===== SUPPLIED RECORDS =====

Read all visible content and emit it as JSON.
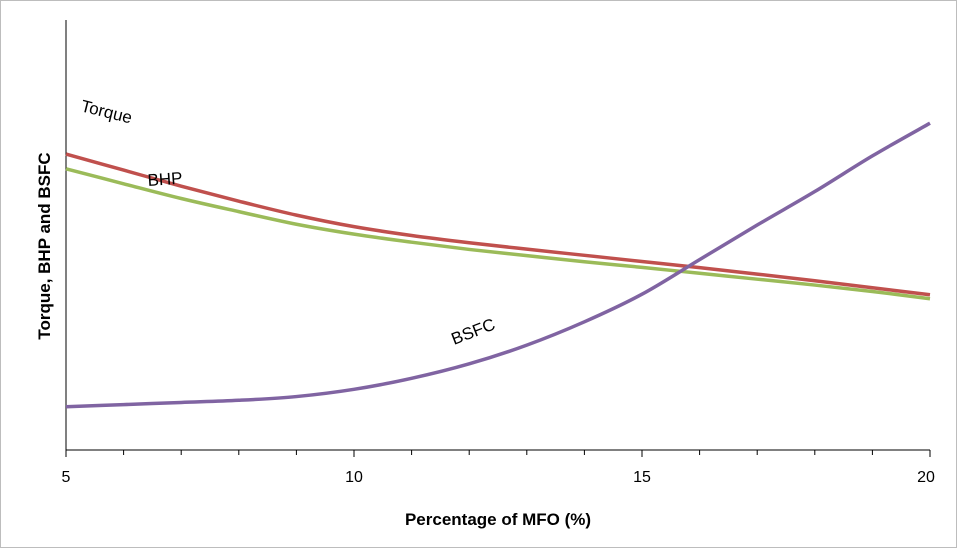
{
  "chart_data": {
    "type": "line",
    "title": "",
    "xlabel": "Percentage of MFO (%)",
    "ylabel": "Torque, BHP and BSFC",
    "xlim": [
      5,
      20
    ],
    "ylim": [
      0,
      100
    ],
    "x_ticks": [
      5,
      10,
      15,
      20
    ],
    "x_minor_step": 1,
    "y_tick_labels_shown": false,
    "grid": false,
    "legend": "none (inline labels)",
    "series": [
      {
        "name": "Torque",
        "color": "#c0504d",
        "x": [
          5,
          6,
          7,
          8,
          9,
          10,
          11,
          12,
          13,
          14,
          15,
          16,
          17,
          18,
          19,
          20
        ],
        "y": [
          98.5,
          92.5,
          86.5,
          80.9,
          75.7,
          71.4,
          68.1,
          65.4,
          63.0,
          60.7,
          58.4,
          56.1,
          53.7,
          51.2,
          48.6,
          46.0
        ]
      },
      {
        "name": "BHP",
        "color": "#9bbb59",
        "x": [
          5,
          6,
          7,
          8,
          9,
          10,
          11,
          12,
          13,
          14,
          15,
          16,
          17,
          18,
          19,
          20
        ],
        "y": [
          93.0,
          87.4,
          81.9,
          77.0,
          72.3,
          68.6,
          65.6,
          62.9,
          60.6,
          58.3,
          56.2,
          54.0,
          51.8,
          49.6,
          47.2,
          44.5
        ]
      },
      {
        "name": "BSFC",
        "color": "#8064a2",
        "x": [
          5,
          6,
          7,
          8,
          9,
          10,
          11,
          12,
          13,
          14,
          15,
          16,
          17,
          18,
          19,
          20
        ],
        "y": [
          4.2,
          5.0,
          5.8,
          6.6,
          8.0,
          10.7,
          14.8,
          20.2,
          27.2,
          35.9,
          46.2,
          59.1,
          72.0,
          84.5,
          97.8,
          110.0
        ]
      }
    ],
    "annotations": [
      {
        "text": "Torque",
        "series": "Torque"
      },
      {
        "text": "BHP",
        "series": "BHP"
      },
      {
        "text": "BSFC",
        "series": "BSFC"
      }
    ]
  }
}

=====

TASK STATEMENT:
Pictures in the records should not appear in your copy, but everything else must be transcribed exactly.

EXERCISE ANSWER:
Read all visible content and emit it as JSON.
{
  "chart_data": {
    "type": "line",
    "title": "",
    "xlabel": "Percentage of MFO (%)",
    "ylabel": "Torque, BHP and BSFC",
    "xlim": [
      5,
      20
    ],
    "ylim": [
      0,
      100
    ],
    "x_ticks": [
      5,
      10,
      15,
      20
    ],
    "x_minor_step": 1,
    "y_tick_labels_shown": false,
    "grid": false,
    "legend": "none (inline labels)",
    "series": [
      {
        "name": "Torque",
        "color": "#c0504d",
        "x": [
          5,
          6,
          7,
          8,
          9,
          10,
          11,
          12,
          13,
          14,
          15,
          16,
          17,
          18,
          19,
          20
        ],
        "y": [
          98.5,
          92.5,
          86.5,
          80.9,
          75.7,
          71.4,
          68.1,
          65.4,
          63.0,
          60.7,
          58.4,
          56.1,
          53.7,
          51.2,
          48.6,
          46.0
        ]
      },
      {
        "name": "BHP",
        "color": "#9bbb59",
        "x": [
          5,
          6,
          7,
          8,
          9,
          10,
          11,
          12,
          13,
          14,
          15,
          16,
          17,
          18,
          19,
          20
        ],
        "y": [
          93.0,
          87.4,
          81.9,
          77.0,
          72.3,
          68.6,
          65.6,
          62.9,
          60.6,
          58.3,
          56.2,
          54.0,
          51.8,
          49.6,
          47.2,
          44.5
        ]
      },
      {
        "name": "BSFC",
        "color": "#8064a2",
        "x": [
          5,
          6,
          7,
          8,
          9,
          10,
          11,
          12,
          13,
          14,
          15,
          16,
          17,
          18,
          19,
          20
        ],
        "y": [
          4.2,
          5.0,
          5.8,
          6.6,
          8.0,
          10.7,
          14.8,
          20.2,
          27.2,
          35.9,
          46.2,
          59.1,
          72.0,
          84.5,
          97.8,
          110.0
        ]
      }
    ],
    "annotations": [
      {
        "text": "Torque",
        "series": "Torque"
      },
      {
        "text": "BHP",
        "series": "BHP"
      },
      {
        "text": "BSFC",
        "series": "BSFC"
      }
    ]
  }
}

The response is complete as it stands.